-------- THE RECORDS --------
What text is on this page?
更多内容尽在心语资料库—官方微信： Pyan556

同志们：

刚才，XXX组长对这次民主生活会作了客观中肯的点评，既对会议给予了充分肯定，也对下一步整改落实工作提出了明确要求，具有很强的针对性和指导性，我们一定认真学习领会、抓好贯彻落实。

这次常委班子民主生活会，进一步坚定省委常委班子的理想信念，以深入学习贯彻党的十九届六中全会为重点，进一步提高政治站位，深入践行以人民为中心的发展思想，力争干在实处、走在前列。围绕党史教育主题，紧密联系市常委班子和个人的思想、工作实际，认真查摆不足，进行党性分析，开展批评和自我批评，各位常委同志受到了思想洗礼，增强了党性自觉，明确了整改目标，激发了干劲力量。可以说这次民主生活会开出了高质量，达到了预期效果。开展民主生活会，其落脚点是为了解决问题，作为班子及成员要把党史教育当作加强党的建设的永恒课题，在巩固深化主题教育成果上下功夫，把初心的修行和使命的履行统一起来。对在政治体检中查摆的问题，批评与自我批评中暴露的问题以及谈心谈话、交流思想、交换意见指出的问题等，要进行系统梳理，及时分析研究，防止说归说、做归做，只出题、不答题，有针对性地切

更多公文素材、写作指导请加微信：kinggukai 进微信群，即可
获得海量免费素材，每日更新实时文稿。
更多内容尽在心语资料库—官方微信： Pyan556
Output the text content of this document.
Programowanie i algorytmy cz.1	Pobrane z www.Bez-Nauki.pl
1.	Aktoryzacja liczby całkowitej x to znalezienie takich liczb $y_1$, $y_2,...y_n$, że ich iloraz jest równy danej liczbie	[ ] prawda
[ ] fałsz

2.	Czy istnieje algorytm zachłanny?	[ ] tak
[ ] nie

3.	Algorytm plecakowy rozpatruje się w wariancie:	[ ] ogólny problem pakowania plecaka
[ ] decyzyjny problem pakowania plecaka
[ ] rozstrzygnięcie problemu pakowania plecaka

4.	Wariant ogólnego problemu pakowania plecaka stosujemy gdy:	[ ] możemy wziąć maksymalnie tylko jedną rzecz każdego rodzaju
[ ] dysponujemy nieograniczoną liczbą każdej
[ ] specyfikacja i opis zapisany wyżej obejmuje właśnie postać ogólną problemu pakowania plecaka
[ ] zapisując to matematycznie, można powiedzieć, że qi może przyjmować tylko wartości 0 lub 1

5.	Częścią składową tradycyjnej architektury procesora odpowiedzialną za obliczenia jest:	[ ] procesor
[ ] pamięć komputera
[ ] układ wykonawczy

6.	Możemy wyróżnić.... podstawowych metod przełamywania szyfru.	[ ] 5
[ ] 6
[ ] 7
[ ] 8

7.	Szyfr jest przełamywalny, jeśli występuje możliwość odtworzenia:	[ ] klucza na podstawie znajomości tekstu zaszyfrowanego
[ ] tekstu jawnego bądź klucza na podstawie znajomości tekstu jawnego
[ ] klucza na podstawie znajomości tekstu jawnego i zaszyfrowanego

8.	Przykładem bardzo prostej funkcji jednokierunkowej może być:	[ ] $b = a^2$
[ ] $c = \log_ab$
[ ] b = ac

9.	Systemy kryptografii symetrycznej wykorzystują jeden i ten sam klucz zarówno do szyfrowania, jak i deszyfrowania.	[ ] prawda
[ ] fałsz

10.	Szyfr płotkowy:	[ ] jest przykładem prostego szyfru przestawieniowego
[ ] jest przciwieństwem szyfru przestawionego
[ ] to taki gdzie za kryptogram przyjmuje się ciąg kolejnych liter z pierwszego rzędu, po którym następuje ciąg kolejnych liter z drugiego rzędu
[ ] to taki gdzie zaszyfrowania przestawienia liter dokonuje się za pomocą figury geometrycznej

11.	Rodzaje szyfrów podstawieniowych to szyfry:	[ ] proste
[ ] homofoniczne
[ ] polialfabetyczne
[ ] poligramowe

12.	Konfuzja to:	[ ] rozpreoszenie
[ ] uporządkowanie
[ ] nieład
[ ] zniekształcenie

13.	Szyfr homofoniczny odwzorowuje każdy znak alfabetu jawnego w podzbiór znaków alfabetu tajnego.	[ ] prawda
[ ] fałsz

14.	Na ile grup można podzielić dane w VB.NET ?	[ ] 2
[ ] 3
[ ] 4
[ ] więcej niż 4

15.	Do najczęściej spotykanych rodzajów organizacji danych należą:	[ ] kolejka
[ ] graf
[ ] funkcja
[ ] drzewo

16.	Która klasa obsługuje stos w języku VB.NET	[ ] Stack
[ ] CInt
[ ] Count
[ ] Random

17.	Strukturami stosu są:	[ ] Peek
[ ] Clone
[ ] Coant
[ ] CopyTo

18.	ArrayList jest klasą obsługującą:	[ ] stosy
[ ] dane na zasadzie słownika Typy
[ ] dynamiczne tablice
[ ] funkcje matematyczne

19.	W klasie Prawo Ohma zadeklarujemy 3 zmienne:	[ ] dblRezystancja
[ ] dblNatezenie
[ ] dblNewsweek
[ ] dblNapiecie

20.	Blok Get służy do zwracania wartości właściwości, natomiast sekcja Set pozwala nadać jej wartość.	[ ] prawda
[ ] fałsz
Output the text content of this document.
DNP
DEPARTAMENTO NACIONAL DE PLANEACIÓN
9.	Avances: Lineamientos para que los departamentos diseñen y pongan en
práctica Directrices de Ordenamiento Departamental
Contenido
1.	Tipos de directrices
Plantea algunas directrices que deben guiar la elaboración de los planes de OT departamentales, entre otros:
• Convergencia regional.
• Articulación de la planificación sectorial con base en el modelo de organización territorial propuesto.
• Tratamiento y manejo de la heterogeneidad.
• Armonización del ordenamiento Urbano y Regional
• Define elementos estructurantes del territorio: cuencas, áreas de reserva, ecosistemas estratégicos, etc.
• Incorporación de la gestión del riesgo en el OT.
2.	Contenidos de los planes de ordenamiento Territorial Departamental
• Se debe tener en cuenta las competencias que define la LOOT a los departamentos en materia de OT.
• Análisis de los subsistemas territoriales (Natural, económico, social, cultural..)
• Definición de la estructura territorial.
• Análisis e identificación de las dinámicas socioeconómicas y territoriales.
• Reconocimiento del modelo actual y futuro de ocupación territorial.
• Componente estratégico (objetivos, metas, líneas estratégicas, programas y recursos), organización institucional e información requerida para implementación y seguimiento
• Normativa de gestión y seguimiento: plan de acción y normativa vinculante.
--------
### JOB
Print back all the lines verbatim.

### SOLUTION TO THIS TASK
What text is on this page?
更多内容尽在心语资料库—官方微信： Pyan556

同志们：

刚才，XXX组长对这次民主生活会作了客观中肯的点评，既对会议给予了充分肯定，也对下一步整改落实工作提出了明确要求，具有很强的针对性和指导性，我们一定认真学习领会、抓好贯彻落实。

这次常委班子民主生活会，进一步坚定省委常委班子的理想信念，以深入学习贯彻党的十九届六中全会为重点，进一步提高政治站位，深入践行以人民为中心的发展思想，力争干在实处、走在前列。围绕党史教育主题，紧密联系市常委班子和个人的思想、工作实际，认真查摆不足，进行党性分析，开展批评和自我批评，各位常委同志受到了思想洗礼，增强了党性自觉，明确了整改目标，激发了干劲力量。可以说这次民主生活会开出了高质量，达到了预期效果。开展民主生活会，其落脚点是为了解决问题，作为班子及成员要把党史教育当作加强党的建设的永恒课题，在巩固深化主题教育成果上下功夫，把初心的修行和使命的履行统一起来。对在政治体检中查摆的问题，批评与自我批评中暴露的问题以及谈心谈话、交流思想、交换意见指出的问题等，要进行系统梳理，及时分析研究，防止说归说、做归做，只出题、不答题，有针对性地切

更多公文素材、写作指导请加微信：kinggukai 进微信群，即可
获得海量免费素材，每日更新实时文稿。
更多内容尽在心语资料库—官方微信： Pyan556
Output the text content of this document.
Programowanie i algorytmy cz.1	Pobrane z www.Bez-Nauki.pl
1.	Aktoryzacja liczby całkowitej x to znalezienie takich liczb $y_1$, $y_2,...y_n$, że ich iloraz jest równy danej liczbie	[ ] prawda
[ ] fałsz

2.	Czy istnieje algorytm zachłanny?	[ ] tak
[ ] nie

3.	Algorytm plecakowy rozpatruje się w wariancie:	[ ] ogólny problem pakowania plecaka
[ ] decyzyjny problem pakowania plecaka
[ ] rozstrzygnięcie problemu pakowania plecaka

4.	Wariant ogólnego problemu pakowania plecaka stosujemy gdy:	[ ] możemy wziąć maksymalnie tylko jedną rzecz każdego rodzaju
[ ] dysponujemy nieograniczoną liczbą każdej
[ ] specyfikacja i opis zapisany wyżej obejmuje właśnie postać ogólną problemu pakowania plecaka
[ ] zapisując to matematycznie, można powiedzieć, że qi może przyjmować tylko wartości 0 lub 1

5.	Częścią składową tradycyjnej architektury procesora odpowiedzialną za obliczenia jest:	[ ] procesor
[ ] pamięć komputera
[ ] układ wykonawczy

6.	Możemy wyróżnić.... podstawowych metod przełamywania szyfru.	[ ] 5
[ ] 6
[ ] 7
[ ] 8

7.	Szyfr jest przełamywalny, jeśli występuje możliwość odtworzenia:	[ ] klucza na podstawie znajomości tekstu zaszyfrowanego
[ ] tekstu jawnego bądź klucza na podstawie znajomości tekstu jawnego
[ ] klucza na podstawie znajomości tekstu jawnego i zaszyfrowanego

8.	Przykładem bardzo prostej funkcji jednokierunkowej może być:	[ ] $b = a^2$
[ ] $c = \log_ab$
[ ] b = ac

9.	Systemy kryptografii symetrycznej wykorzystują jeden i ten sam klucz zarówno do szyfrowania, jak i deszyfrowania.	[ ] prawda
[ ] fałsz

10.	Szyfr płotkowy:	[ ] jest przykładem prostego szyfru przestawieniowego
[ ] jest przciwieństwem szyfru przestawionego
[ ] to taki gdzie za kryptogram przyjmuje się ciąg kolejnych liter z pierwszego rzędu, po którym następuje ciąg kolejnych liter z drugiego rzędu
[ ] to taki gdzie zaszyfrowania przestawienia liter dokonuje się za pomocą figury geometrycznej

11.	Rodzaje szyfrów podstawieniowych to szyfry:	[ ] proste
[ ] homofoniczne
[ ] polialfabetyczne
[ ] poligramowe

12.	Konfuzja to:	[ ] rozpreoszenie
[ ] uporządkowanie
[ ] nieład
[ ] zniekształcenie

13.	Szyfr homofoniczny odwzorowuje każdy znak alfabetu jawnego w podzbiór znaków alfabetu tajnego.	[ ] prawda
[ ] fałsz

14.	Na ile grup można podzielić dane w VB.NET ?	[ ] 2
[ ] 3
[ ] 4
[ ] więcej niż 4

15.	Do najczęściej spotykanych rodzajów organizacji danych należą:	[ ] kolejka
[ ] graf
[ ] funkcja
[ ] drzewo

16.	Która klasa obsługuje stos w języku VB.NET	[ ] Stack
[ ] CInt
[ ] Count
[ ] Random

17.	Strukturami stosu są:	[ ] Peek
[ ] Clone
[ ] Coant
[ ] CopyTo

18.	ArrayList jest klasą obsługującą:	[ ] stosy
[ ] dane na zasadzie słownika Typy
[ ] dynamiczne tablice
[ ] funkcje matematyczne

19.	W klasie Prawo Ohma zadeklarujemy 3 zmienne:	[ ] dblRezystancja
[ ] dblNatezenie
[ ] dblNewsweek
[ ] dblNapiecie

20.	Blok Get służy do zwracania wartości właściwości, natomiast sekcja Set pozwala nadać jej wartość.	[ ] prawda
[ ] fałsz
Output the text content of this document.
DNP
DEPARTAMENTO NACIONAL DE PLANEACIÓN
9.	Avances: Lineamientos para que los departamentos diseñen y pongan en
práctica Directrices de Ordenamiento Departamental
Contenido
1.	Tipos de directrices
Plantea algunas directrices que deben guiar la elaboración de los planes de OT departamentales, entre otros:
• Convergencia regional.
• Articulación de la planificación sectorial con base en el modelo de organización territorial propuesto.
• Tratamiento y manejo de la heterogeneidad.
• Armonización del ordenamiento Urbano y Regional
• Define elementos estructurantes del territorio: cuencas, áreas de reserva, ecosistemas estratégicos, etc.
• Incorporación de la gestión del riesgo en el OT.
2.	Contenidos de los planes de ordenamiento Territorial Departamental
• Se debe tener en cuenta las competencias que define la LOOT a los departamentos en materia de OT.
• Análisis de los subsistemas territoriales (Natural, económico, social, cultural..)
• Definición de la estructura territorial.
• Análisis e identificación de las dinámicas socioeconómicas y territoriales.
• Reconocimiento del modelo actual y futuro de ocupación territorial.
• Componente estratégico (objetivos, metas, líneas estratégicas, programas y recursos), organización institucional e información requerida para implementación y seguimiento
• Normativa de gestión y seguimiento: plan de acción y normativa vinculante.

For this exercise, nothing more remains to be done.